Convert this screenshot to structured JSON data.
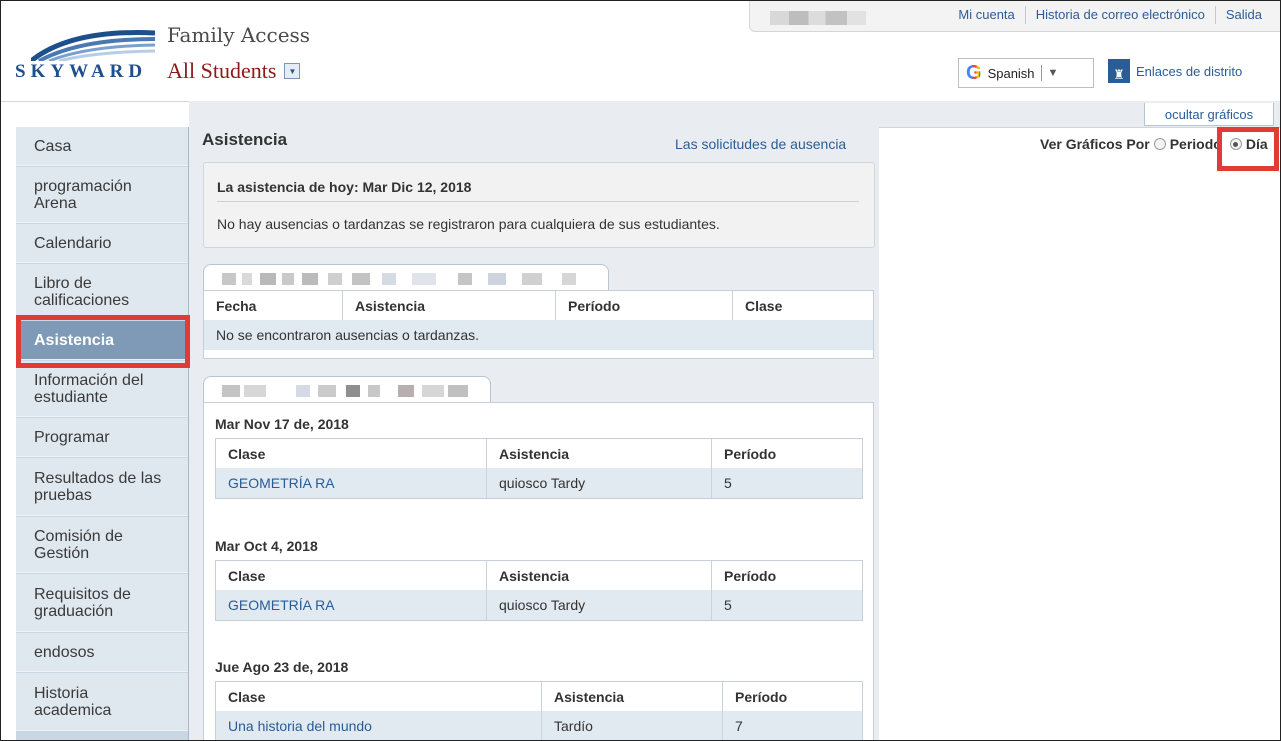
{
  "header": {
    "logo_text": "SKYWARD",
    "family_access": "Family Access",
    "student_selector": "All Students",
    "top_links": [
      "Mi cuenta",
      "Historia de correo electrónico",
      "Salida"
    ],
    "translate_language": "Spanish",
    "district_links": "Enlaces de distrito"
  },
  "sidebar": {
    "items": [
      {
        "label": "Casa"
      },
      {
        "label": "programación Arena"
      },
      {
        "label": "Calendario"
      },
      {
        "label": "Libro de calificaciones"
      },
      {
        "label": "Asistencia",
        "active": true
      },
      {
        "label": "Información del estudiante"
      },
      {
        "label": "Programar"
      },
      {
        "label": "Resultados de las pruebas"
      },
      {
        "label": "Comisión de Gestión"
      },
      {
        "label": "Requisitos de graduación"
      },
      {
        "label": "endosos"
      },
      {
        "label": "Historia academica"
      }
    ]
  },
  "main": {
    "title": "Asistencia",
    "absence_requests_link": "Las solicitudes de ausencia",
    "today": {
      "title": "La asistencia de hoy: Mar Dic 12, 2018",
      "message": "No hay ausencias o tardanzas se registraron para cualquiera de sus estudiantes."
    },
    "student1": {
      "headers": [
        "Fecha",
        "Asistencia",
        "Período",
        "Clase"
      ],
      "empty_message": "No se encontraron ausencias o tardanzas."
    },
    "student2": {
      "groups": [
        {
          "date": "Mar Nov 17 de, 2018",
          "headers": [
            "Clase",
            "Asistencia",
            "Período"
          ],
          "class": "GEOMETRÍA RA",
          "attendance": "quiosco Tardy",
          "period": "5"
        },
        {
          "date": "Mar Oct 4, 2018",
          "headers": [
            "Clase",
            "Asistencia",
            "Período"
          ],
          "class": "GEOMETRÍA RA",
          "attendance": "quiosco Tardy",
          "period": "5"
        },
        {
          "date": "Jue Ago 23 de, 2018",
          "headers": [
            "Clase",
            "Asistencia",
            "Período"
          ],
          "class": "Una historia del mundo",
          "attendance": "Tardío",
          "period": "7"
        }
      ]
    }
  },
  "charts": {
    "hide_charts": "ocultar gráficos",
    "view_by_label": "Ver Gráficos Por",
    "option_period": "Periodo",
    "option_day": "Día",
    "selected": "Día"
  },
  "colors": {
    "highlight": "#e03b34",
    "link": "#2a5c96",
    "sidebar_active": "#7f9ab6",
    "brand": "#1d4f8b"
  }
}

____________________

Description of the task
All the records above need to be given again word for word. Skip the pictures.

Response to this exercise
Convert this screenshot to structured JSON data.
{
  "header": {
    "logo_text": "SKYWARD",
    "family_access": "Family Access",
    "student_selector": "All Students",
    "top_links": [
      "Mi cuenta",
      "Historia de correo electrónico",
      "Salida"
    ],
    "translate_language": "Spanish",
    "district_links": "Enlaces de distrito"
  },
  "sidebar": {
    "items": [
      {
        "label": "Casa"
      },
      {
        "label": "programación Arena"
      },
      {
        "label": "Calendario"
      },
      {
        "label": "Libro de calificaciones"
      },
      {
        "label": "Asistencia",
        "active": true
      },
      {
        "label": "Información del estudiante"
      },
      {
        "label": "Programar"
      },
      {
        "label": "Resultados de las pruebas"
      },
      {
        "label": "Comisión de Gestión"
      },
      {
        "label": "Requisitos de graduación"
      },
      {
        "label": "endosos"
      },
      {
        "label": "Historia academica"
      }
    ]
  },
  "main": {
    "title": "Asistencia",
    "absence_requests_link": "Las solicitudes de ausencia",
    "today": {
      "title": "La asistencia de hoy: Mar Dic 12, 2018",
      "message": "No hay ausencias o tardanzas se registraron para cualquiera de sus estudiantes."
    },
    "student1": {
      "headers": [
        "Fecha",
        "Asistencia",
        "Período",
        "Clase"
      ],
      "empty_message": "No se encontraron ausencias o tardanzas."
    },
    "student2": {
      "groups": [
        {
          "date": "Mar Nov 17 de, 2018",
          "headers": [
            "Clase",
            "Asistencia",
            "Período"
          ],
          "class": "GEOMETRÍA RA",
          "attendance": "quiosco Tardy",
          "period": "5"
        },
        {
          "date": "Mar Oct 4, 2018",
          "headers": [
            "Clase",
            "Asistencia",
            "Período"
          ],
          "class": "GEOMETRÍA RA",
          "attendance": "quiosco Tardy",
          "period": "5"
        },
        {
          "date": "Jue Ago 23 de, 2018",
          "headers": [
            "Clase",
            "Asistencia",
            "Período"
          ],
          "class": "Una historia del mundo",
          "attendance": "Tardío",
          "period": "7"
        }
      ]
    }
  },
  "charts": {
    "hide_charts": "ocultar gráficos",
    "view_by_label": "Ver Gráficos Por",
    "option_period": "Periodo",
    "option_day": "Día",
    "selected": "Día"
  },
  "colors": {
    "highlight": "#e03b34",
    "link": "#2a5c96",
    "sidebar_active": "#7f9ab6",
    "brand": "#1d4f8b"
  }
}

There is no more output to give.